THE EXERCISE:
Print all the data, keeping every line exactly as it is.

---- DATA FOR THIS TASK

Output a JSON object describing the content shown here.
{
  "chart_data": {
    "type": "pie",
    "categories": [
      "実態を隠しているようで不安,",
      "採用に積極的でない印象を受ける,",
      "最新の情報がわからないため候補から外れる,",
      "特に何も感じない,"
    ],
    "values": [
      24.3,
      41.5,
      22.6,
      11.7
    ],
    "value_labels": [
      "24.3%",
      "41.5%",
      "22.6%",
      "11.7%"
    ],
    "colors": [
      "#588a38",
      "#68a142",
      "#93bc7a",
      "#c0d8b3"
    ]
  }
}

--------

EXERCISE ANSWER:
Output a JSON object describing the content shown here.
{
  "chart_data": {
    "type": "pie",
    "categories": [
      "実態を隠しているようで不安,",
      "採用に積極的でない印象を受ける,",
      "最新の情報がわからないため候補から外れる,",
      "特に何も感じない,"
    ],
    "values": [
      24.3,
      41.5,
      22.6,
      11.7
    ],
    "value_labels": [
      "24.3%",
      "41.5%",
      "22.6%",
      "11.7%"
    ],
    "colors": [
      "#588a38",
      "#68a142",
      "#93bc7a",
      "#c0d8b3"
    ]
  }
}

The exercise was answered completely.